• _Problem details_: What follows is a block of records; restate each one word for word.
++++
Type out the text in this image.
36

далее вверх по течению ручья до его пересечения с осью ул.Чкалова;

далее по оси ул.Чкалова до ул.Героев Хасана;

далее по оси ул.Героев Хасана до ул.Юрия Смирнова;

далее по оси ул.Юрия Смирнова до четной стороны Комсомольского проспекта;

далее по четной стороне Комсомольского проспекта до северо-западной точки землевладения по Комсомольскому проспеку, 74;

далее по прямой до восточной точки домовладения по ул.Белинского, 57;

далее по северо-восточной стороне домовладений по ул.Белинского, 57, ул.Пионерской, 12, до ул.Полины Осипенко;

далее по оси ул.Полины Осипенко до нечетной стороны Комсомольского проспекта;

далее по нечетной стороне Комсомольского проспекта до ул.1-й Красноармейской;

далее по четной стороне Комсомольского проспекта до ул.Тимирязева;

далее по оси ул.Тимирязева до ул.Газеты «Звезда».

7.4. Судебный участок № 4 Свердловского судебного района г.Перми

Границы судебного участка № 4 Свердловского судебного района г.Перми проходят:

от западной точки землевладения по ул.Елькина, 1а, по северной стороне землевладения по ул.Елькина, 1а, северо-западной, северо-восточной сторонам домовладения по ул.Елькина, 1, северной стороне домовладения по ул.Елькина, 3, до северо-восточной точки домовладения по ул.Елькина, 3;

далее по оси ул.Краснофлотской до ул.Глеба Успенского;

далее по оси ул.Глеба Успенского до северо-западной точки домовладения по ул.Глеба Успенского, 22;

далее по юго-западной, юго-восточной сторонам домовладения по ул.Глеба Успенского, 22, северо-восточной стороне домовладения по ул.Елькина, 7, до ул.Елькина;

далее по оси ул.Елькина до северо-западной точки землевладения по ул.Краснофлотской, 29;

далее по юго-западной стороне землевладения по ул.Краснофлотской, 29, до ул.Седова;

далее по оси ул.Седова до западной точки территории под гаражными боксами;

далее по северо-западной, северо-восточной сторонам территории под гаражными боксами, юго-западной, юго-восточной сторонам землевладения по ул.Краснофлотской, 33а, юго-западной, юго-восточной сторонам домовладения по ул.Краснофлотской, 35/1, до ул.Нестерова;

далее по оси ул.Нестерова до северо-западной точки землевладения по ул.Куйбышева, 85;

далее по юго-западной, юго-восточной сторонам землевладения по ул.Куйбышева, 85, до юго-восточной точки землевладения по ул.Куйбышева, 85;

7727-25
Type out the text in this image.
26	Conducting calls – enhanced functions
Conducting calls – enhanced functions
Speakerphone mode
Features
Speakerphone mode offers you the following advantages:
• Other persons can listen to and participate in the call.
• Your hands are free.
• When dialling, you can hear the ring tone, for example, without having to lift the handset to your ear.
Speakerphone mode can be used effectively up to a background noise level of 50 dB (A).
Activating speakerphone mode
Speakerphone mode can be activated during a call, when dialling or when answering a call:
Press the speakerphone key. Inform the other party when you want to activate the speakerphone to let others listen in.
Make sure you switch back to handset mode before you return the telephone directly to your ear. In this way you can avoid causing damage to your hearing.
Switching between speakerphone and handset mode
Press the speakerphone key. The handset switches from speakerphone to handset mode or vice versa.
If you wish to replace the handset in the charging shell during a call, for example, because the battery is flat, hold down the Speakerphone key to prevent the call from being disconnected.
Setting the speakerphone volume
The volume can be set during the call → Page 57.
++++
• _Response_:
Type out the text in this image.
36

далее вверх по течению ручья до его пересечения с осью ул.Чкалова;

далее по оси ул.Чкалова до ул.Героев Хасана;

далее по оси ул.Героев Хасана до ул.Юрия Смирнова;

далее по оси ул.Юрия Смирнова до четной стороны Комсомольского проспекта;

далее по четной стороне Комсомольского проспекта до северо-западной точки землевладения по Комсомольскому проспеку, 74;

далее по прямой до восточной точки домовладения по ул.Белинского, 57;

далее по северо-восточной стороне домовладений по ул.Белинского, 57, ул.Пионерской, 12, до ул.Полины Осипенко;

далее по оси ул.Полины Осипенко до нечетной стороны Комсомольского проспекта;

далее по нечетной стороне Комсомольского проспекта до ул.1-й Красноармейской;

далее по четной стороне Комсомольского проспекта до ул.Тимирязева;

далее по оси ул.Тимирязева до ул.Газеты «Звезда».

7.4. Судебный участок № 4 Свердловского судебного района г.Перми

Границы судебного участка № 4 Свердловского судебного района г.Перми проходят:

от западной точки землевладения по ул.Елькина, 1а, по северной стороне землевладения по ул.Елькина, 1а, северо-западной, северо-восточной сторонам домовладения по ул.Елькина, 1, северной стороне домовладения по ул.Елькина, 3, до северо-восточной точки домовладения по ул.Елькина, 3;

далее по оси ул.Краснофлотской до ул.Глеба Успенского;

далее по оси ул.Глеба Успенского до северо-западной точки домовладения по ул.Глеба Успенского, 22;

далее по юго-западной, юго-восточной сторонам домовладения по ул.Глеба Успенского, 22, северо-восточной стороне домовладения по ул.Елькина, 7, до ул.Елькина;

далее по оси ул.Елькина до северо-западной точки землевладения по ул.Краснофлотской, 29;

далее по юго-западной стороне землевладения по ул.Краснофлотской, 29, до ул.Седова;

далее по оси ул.Седова до западной точки территории под гаражными боксами;

далее по северо-западной, северо-восточной сторонам территории под гаражными боксами, юго-западной, юго-восточной сторонам землевладения по ул.Краснофлотской, 33а, юго-западной, юго-восточной сторонам домовладения по ул.Краснофлотской, 35/1, до ул.Нестерова;

далее по оси ул.Нестерова до северо-западной точки землевладения по ул.Куйбышева, 85;

далее по юго-западной, юго-восточной сторонам землевладения по ул.Куйбышева, 85, до юго-восточной точки землевладения по ул.Куйбышева, 85;

7727-25
Type out the text in this image.
26	Conducting calls – enhanced functions
Conducting calls – enhanced functions
Speakerphone mode
Features
Speakerphone mode offers you the following advantages:
• Other persons can listen to and participate in the call.
• Your hands are free.
• When dialling, you can hear the ring tone, for example, without having to lift the handset to your ear.
Speakerphone mode can be used effectively up to a background noise level of 50 dB (A).
Activating speakerphone mode
Speakerphone mode can be activated during a call, when dialling or when answering a call:
Press the speakerphone key. Inform the other party when you want to activate the speakerphone to let others listen in.
Make sure you switch back to handset mode before you return the telephone directly to your ear. In this way you can avoid causing damage to your hearing.
Switching between speakerphone and handset mode
Press the speakerphone key. The handset switches from speakerphone to handset mode or vice versa.
If you wish to replace the handset in the charging shell during a call, for example, because the battery is flat, hold down the Speakerphone key to prevent the call from being disconnected.
Setting the speakerphone volume
The volume can be set during the call → Page 57.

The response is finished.